**EXERCISE BRIEF:** Put every line of the material below into a Markdown table with the columns "Row" and "Entry," where "Row" holds a running row number and "Entry" holds the line itself. Leave out blank lines and pictures.

**EXCERPTED RECORDS:**
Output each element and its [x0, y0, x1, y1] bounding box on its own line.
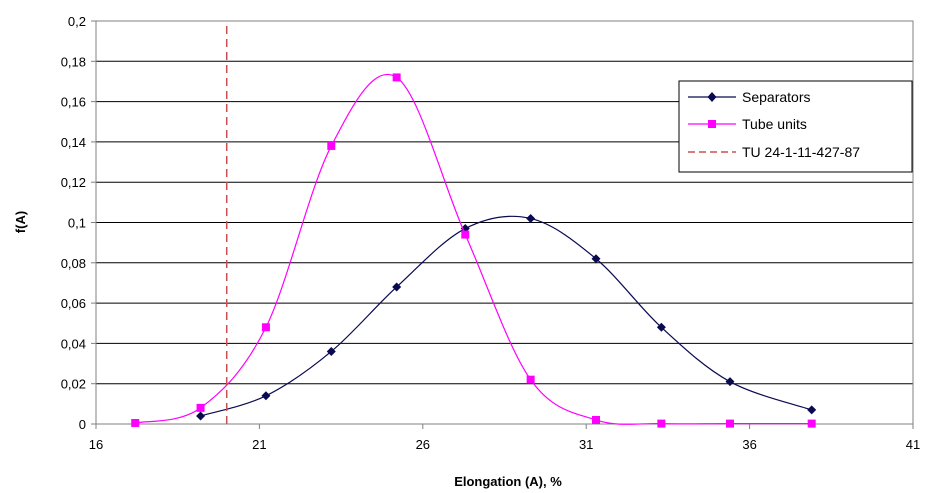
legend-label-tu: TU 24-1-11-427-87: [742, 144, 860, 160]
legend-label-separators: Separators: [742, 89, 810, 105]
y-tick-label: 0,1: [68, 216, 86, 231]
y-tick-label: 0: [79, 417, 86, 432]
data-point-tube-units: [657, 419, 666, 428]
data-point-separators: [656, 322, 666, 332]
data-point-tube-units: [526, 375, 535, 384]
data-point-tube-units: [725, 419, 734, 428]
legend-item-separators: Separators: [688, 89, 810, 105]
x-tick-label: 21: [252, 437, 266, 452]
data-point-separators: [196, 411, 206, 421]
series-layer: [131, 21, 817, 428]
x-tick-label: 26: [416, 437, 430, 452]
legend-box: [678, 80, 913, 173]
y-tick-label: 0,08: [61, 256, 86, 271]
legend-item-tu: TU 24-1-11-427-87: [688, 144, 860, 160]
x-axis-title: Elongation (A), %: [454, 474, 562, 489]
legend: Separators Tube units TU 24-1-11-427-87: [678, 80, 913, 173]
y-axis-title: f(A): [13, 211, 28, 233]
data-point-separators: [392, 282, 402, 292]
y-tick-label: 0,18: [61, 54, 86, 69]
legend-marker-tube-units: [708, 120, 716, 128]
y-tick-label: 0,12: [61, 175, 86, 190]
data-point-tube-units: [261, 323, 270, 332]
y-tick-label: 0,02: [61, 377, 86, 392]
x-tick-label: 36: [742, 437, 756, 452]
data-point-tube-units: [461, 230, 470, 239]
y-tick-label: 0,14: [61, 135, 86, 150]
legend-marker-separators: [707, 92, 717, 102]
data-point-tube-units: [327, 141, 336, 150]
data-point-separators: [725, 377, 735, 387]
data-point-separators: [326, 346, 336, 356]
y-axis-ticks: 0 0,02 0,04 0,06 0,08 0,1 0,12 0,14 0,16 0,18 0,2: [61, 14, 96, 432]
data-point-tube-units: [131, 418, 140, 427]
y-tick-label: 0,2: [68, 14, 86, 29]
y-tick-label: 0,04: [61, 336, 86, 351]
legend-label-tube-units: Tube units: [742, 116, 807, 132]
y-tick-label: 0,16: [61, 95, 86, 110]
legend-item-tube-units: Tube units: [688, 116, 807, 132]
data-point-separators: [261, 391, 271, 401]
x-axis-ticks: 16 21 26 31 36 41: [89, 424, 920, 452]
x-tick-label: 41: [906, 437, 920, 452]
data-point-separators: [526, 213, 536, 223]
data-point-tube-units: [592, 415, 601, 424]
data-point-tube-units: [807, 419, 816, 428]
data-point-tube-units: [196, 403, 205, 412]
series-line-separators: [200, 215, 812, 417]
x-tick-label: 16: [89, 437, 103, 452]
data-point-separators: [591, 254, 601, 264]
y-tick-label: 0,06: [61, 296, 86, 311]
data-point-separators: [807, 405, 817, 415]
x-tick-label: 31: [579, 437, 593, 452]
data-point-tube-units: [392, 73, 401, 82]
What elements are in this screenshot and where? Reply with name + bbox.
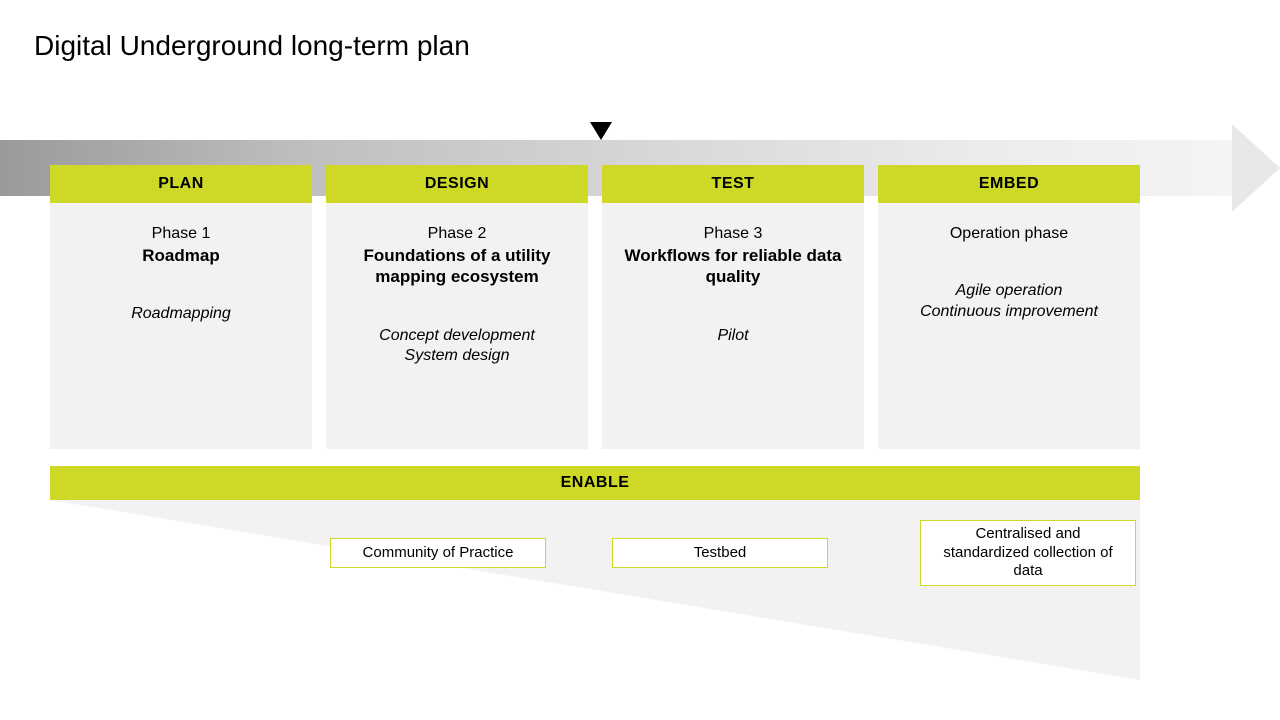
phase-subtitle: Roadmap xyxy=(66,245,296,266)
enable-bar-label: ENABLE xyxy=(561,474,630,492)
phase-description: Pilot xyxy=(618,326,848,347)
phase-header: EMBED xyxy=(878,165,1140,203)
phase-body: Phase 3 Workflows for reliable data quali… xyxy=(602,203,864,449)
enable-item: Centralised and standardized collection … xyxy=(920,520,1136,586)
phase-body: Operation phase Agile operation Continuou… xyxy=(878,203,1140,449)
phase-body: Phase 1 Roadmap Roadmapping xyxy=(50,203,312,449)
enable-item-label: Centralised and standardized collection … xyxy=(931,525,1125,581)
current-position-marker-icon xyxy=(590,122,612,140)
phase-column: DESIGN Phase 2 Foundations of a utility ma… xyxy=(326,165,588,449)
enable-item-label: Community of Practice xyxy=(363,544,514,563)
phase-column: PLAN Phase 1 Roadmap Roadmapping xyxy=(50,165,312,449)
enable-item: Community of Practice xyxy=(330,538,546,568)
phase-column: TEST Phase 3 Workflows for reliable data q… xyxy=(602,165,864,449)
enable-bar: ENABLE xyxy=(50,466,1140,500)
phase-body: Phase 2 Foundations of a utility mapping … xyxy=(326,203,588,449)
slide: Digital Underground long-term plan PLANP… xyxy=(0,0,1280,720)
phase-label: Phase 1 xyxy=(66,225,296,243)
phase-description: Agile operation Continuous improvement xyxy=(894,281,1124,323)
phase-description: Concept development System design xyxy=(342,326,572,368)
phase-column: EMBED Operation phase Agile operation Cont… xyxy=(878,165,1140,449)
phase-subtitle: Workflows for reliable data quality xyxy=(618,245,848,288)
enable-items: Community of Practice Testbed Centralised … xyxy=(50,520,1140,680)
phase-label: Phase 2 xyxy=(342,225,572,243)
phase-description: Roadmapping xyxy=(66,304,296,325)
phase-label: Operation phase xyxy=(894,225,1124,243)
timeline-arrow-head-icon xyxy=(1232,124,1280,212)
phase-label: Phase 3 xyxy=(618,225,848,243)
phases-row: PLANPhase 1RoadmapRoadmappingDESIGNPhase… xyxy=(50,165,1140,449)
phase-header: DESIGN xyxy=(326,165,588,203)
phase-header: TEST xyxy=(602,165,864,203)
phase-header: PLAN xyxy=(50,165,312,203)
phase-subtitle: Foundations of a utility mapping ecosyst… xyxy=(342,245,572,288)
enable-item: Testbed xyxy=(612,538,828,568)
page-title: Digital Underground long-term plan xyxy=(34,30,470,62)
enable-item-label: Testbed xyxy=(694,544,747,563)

**FINAL ANSWER:**
| Row | Entry |
|---|---|
| 1 | Output each element and its [x0, y0, x1, y1] bounding box on its own line. |
| 2 | legend-label-tu: TU 24-1-11-427-87: [742, 144, 860, 160] |
| 3 | legend-label-separators: Separators: [742, 89, 810, 105] |
| 4 | y-tick-label: 0,1: [68, 216, 86, 231] |
| 5 | y-tick-label: 0: [79, 417, 86, 432] |
| 6 | data-point-tube-units: [657, 419, 666, 428] |
| 7 | data-point-separators: [656, 322, 666, 332] |
| 8 | data-point-tube-units: [526, 375, 535, 384] |
| 9 | data-point-tube-units: [725, 419, 734, 428] |
| 10 | legend-item-separators: Separators: [688, 89, 810, 105] |
| 11 | x-tick-label: 21: [252, 437, 266, 452] |
| 12 | data-point-separators: [196, 411, 206, 421] |
| 13 | series-layer: [131, 21, 817, 428] |
| 14 | x-tick-label: 26: [416, 437, 430, 452] |
| 15 | legend-box: [678, 80, 913, 173] |
| 16 | y-tick-label: 0,08: [61, 256, 86, 271] |
| 17 | legend-item-tu: TU 24-1-11-427-87: [688, 144, 860, 160] |
| 18 | x-axis-title: Elongation (A), %: [454, 474, 562, 489] |
| 19 | legend: Separators Tube units TU 24-1-11-427-87: [678, 80, 913, 173] |
| 20 | y-axis-title: f(A): [13, 211, 28, 233] |
| 21 | data-point-separators: [392, 282, 402, 292] |
| 22 | y-tick-label: 0,18: [61, 54, 86, 69] |
| 23 | legend-marker-tube-units: [708, 120, 716, 128] |
| 24 | y-tick-label: 0,12: [61, 175, 86, 190] |
| 25 | data-point-tube-units: [261, 323, 270, 332] |
| 26 | y-tick-label: 0,02: [61, 377, 86, 392] |
| 27 | x-tick-label: 36: [742, 437, 756, 452] |
| 28 | data-point-tube-units: [461, 230, 470, 239] |
| 29 | y-tick-label: 0,14: [61, 135, 86, 150] |
| 30 | legend-marker-separators: [707, 92, 717, 102] |
| 31 | data-point-tube-units: [327, 141, 336, 150] |
| 32 | data-point-separators: [725, 377, 735, 387] |
| 33 | data-point-separators: [326, 346, 336, 356] |
| 34 | y-axis-ticks: 0 0,02 0,04 0,06 0,08 0,1 0,12 0,14 0,16 0,18 0,2: [61, 14, 96, 432] |
| 35 | data-point-tube-units: [131, 418, 140, 427] |
| 36 | y-tick-label: 0,2: [68, 14, 86, 29] |
| 37 | y-tick-label: 0,04: [61, 336, 86, 351] |
| 38 | legend-label-tube-units: Tube units: [742, 116, 807, 132] |
| 39 | y-tick-label: 0,16: [61, 95, 86, 110] |
| 40 | legend-item-tube-units: Tube units: [688, 116, 807, 132] |
| 41 | data-point-separators: [261, 391, 271, 401] |
| 42 | x-axis-ticks: 16 21 26 31 36 41: [89, 424, 920, 452] |
| 43 | x-tick-label: 41: [906, 437, 920, 452] |
| 44 | data-point-separators: [526, 213, 536, 223] |
| 45 | data-point-tube-units: [592, 415, 601, 424] |
| 46 | data-point-tube-units: [807, 419, 816, 428] |
| 47 | data-point-tube-units: [196, 403, 205, 412] |
| 48 | series-line-separators: [200, 215, 812, 417] |
| 49 | x-tick-label: 16: [89, 437, 103, 452] |
| 50 | data-point-separators: [591, 254, 601, 264] |
| 51 | y-tick-label: 0,06: [61, 296, 86, 311] |
| 52 | data-point-separators: [807, 405, 817, 415] |
| 53 | x-tick-label: 31: [579, 437, 593, 452] |
| 54 | data-point-tube-units: [392, 73, 401, 82] |
| 55 | What elements are in this screenshot and where? Reply with name + bbox. |
| 56 | phase-subtitle: Roadmap xyxy=(66,245,296,266) |
| 57 | enable-bar-label: ENABLE xyxy=(561,474,630,492) |
| 58 | phase-description: Pilot xyxy=(618,326,848,347) |
| 59 | phase-header: EMBED xyxy=(878,165,1140,203) |
| 60 | phase-body: Phase 3 Workflows for reliable data quali… xyxy=(602,203,864,449) |
| 61 | enable-item: Centralised and standardized collection … xyxy=(920,520,1136,586) |
| 62 | phase-body: Operation phase Agile operation Continuou… xyxy=(878,203,1140,449) |
| 63 | phase-body: Phase 1 Roadmap Roadmapping xyxy=(50,203,312,449) |
| 64 | enable-item-label: Centralised and standardized collection … xyxy=(931,525,1125,581) |
| 65 | current-position-marker-icon xyxy=(590,122,612,140) |
| 66 | phase-column: DESIGN Phase 2 Foundations of a utility ma… xyxy=(326,165,588,449) |
| 67 | enable-item-label: Community of Practice xyxy=(363,544,514,563) |
| 68 | phase-column: PLAN Phase 1 Roadmap Roadmapping xyxy=(50,165,312,449) |
| 69 | enable-item: Community of Practice xyxy=(330,538,546,568) |
| 70 | phase-column: TEST Phase 3 Workflows for reliable data q… xyxy=(602,165,864,449) |
| 71 | enable-bar: ENABLE xyxy=(50,466,1140,500) |
| 72 | phase-body: Phase 2 Foundations of a utility mapping … xyxy=(326,203,588,449) |
| 73 | slide: Digital Underground long-term plan PLANP… xyxy=(0,0,1280,720) |
| 74 | phase-label: Phase 1 xyxy=(66,225,296,243) |
| 75 | phase-description: Agile operation Continuous improvement xyxy=(894,281,1124,323) |
| 76 | phase-description: Concept development System design xyxy=(342,326,572,368) |
| 77 | phase-column: EMBED Operation phase Agile operation Cont… xyxy=(878,165,1140,449) |
| 78 | phase-subtitle: Workflows for reliable data quality xyxy=(618,245,848,288) |
| 79 | enable-items: Community of Practice Testbed Centralised … xyxy=(50,520,1140,680) |
| 80 | phase-label: Phase 2 xyxy=(342,225,572,243) |
| 81 | phase-description: Roadmapping xyxy=(66,304,296,325) |
| 82 | phase-label: Operation phase xyxy=(894,225,1124,243) |
| 83 | timeline-arrow-head-icon xyxy=(1232,124,1280,212) |
| 84 | phase-label: Phase 3 xyxy=(618,225,848,243) |
| 85 | phases-row: PLANPhase 1RoadmapRoadmappingDESIGNPhase… xyxy=(50,165,1140,449) |
| 86 | phase-header: DESIGN xyxy=(326,165,588,203) |
| 87 | phase-header: TEST xyxy=(602,165,864,203) |
| 88 | phase-header: PLAN xyxy=(50,165,312,203) |
| 89 | phase-subtitle: Foundations of a utility mapping ecosyst… xyxy=(342,245,572,288) |
| 90 | enable-item: Testbed xyxy=(612,538,828,568) |
| 91 | page-title: Digital Underground long-term plan xyxy=(34,30,470,62) |
| 92 | enable-item-label: Testbed xyxy=(694,544,747,563) |